■ **AIM**
Your task is to repeat the lines below exactly, excluding any pictures they contain.

■ **DATA FOR THE TASK**

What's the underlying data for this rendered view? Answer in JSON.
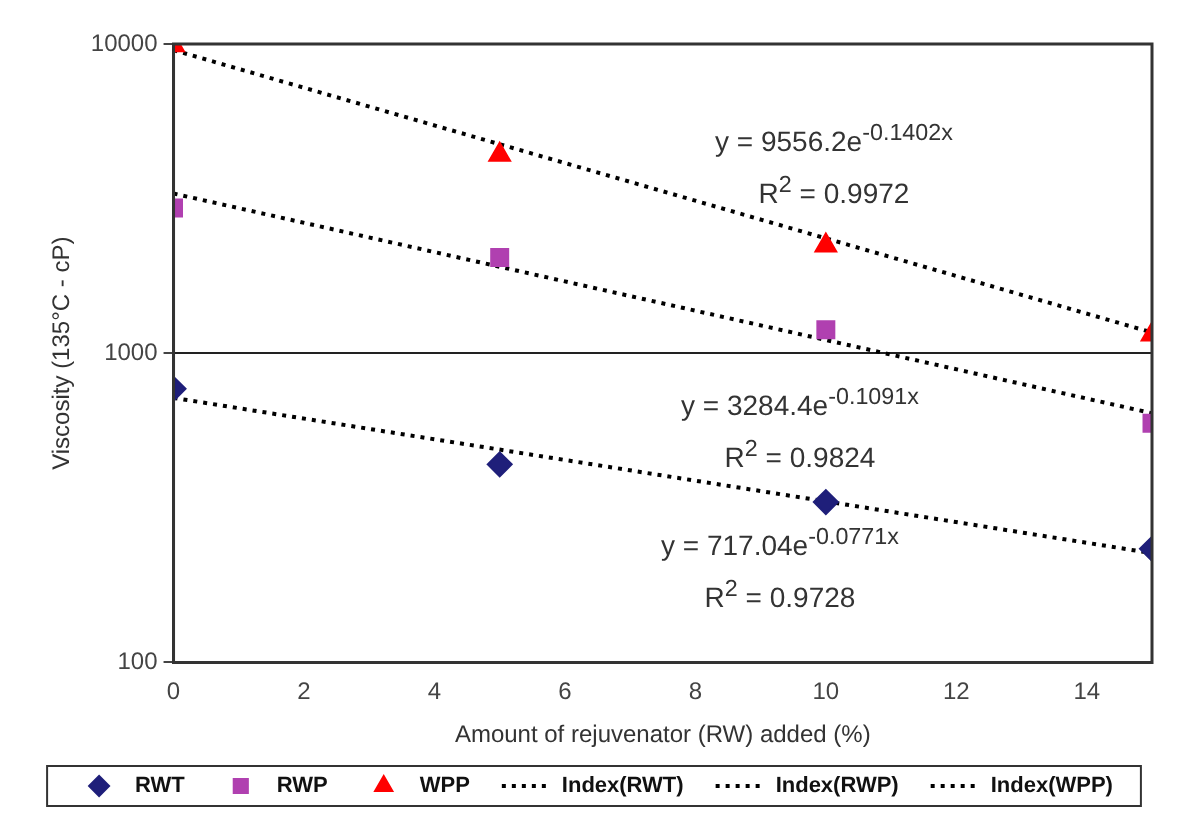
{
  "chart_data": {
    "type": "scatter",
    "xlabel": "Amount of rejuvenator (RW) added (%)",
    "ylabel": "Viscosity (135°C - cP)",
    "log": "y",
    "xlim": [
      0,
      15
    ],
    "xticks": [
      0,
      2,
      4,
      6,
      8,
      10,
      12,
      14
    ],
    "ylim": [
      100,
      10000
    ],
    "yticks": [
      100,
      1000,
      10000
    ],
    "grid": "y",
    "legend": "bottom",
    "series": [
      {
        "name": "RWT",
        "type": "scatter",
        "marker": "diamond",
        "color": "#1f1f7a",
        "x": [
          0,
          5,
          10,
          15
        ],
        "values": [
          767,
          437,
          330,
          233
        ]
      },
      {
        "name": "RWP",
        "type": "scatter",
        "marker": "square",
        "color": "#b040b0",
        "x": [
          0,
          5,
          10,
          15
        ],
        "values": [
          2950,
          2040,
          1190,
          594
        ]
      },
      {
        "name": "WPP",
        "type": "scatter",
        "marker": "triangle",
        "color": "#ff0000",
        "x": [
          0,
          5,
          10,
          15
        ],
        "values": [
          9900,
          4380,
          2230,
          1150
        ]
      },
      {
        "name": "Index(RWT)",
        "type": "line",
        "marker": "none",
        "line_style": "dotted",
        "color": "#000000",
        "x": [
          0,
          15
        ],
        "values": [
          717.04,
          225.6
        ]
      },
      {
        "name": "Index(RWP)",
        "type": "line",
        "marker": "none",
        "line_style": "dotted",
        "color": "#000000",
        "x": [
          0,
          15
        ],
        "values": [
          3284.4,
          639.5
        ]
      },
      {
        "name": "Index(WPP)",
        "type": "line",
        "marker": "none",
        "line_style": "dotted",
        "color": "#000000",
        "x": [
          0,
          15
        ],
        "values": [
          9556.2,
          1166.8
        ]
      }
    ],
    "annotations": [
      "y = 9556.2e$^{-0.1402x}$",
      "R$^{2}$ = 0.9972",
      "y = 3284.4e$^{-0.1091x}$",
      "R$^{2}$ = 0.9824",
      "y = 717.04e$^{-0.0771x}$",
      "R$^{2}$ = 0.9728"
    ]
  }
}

■ **ANSWER FOR THIS EXERCISE**
What's the underlying data for this rendered view? Answer in JSON.
{
  "chart_data": {
    "type": "scatter",
    "xlabel": "Amount of rejuvenator (RW) added (%)",
    "ylabel": "Viscosity (135°C - cP)",
    "log": "y",
    "xlim": [
      0,
      15
    ],
    "xticks": [
      0,
      2,
      4,
      6,
      8,
      10,
      12,
      14
    ],
    "ylim": [
      100,
      10000
    ],
    "yticks": [
      100,
      1000,
      10000
    ],
    "grid": "y",
    "legend": "bottom",
    "series": [
      {
        "name": "RWT",
        "type": "scatter",
        "marker": "diamond",
        "color": "#1f1f7a",
        "x": [
          0,
          5,
          10,
          15
        ],
        "values": [
          767,
          437,
          330,
          233
        ]
      },
      {
        "name": "RWP",
        "type": "scatter",
        "marker": "square",
        "color": "#b040b0",
        "x": [
          0,
          5,
          10,
          15
        ],
        "values": [
          2950,
          2040,
          1190,
          594
        ]
      },
      {
        "name": "WPP",
        "type": "scatter",
        "marker": "triangle",
        "color": "#ff0000",
        "x": [
          0,
          5,
          10,
          15
        ],
        "values": [
          9900,
          4380,
          2230,
          1150
        ]
      },
      {
        "name": "Index(RWT)",
        "type": "line",
        "marker": "none",
        "line_style": "dotted",
        "color": "#000000",
        "x": [
          0,
          15
        ],
        "values": [
          717.04,
          225.6
        ]
      },
      {
        "name": "Index(RWP)",
        "type": "line",
        "marker": "none",
        "line_style": "dotted",
        "color": "#000000",
        "x": [
          0,
          15
        ],
        "values": [
          3284.4,
          639.5
        ]
      },
      {
        "name": "Index(WPP)",
        "type": "line",
        "marker": "none",
        "line_style": "dotted",
        "color": "#000000",
        "x": [
          0,
          15
        ],
        "values": [
          9556.2,
          1166.8
        ]
      }
    ],
    "annotations": [
      "y = 9556.2e$^{-0.1402x}$",
      "R$^{2}$ = 0.9972",
      "y = 3284.4e$^{-0.1091x}$",
      "R$^{2}$ = 0.9824",
      "y = 717.04e$^{-0.0771x}$",
      "R$^{2}$ = 0.9728"
    ]
  }
}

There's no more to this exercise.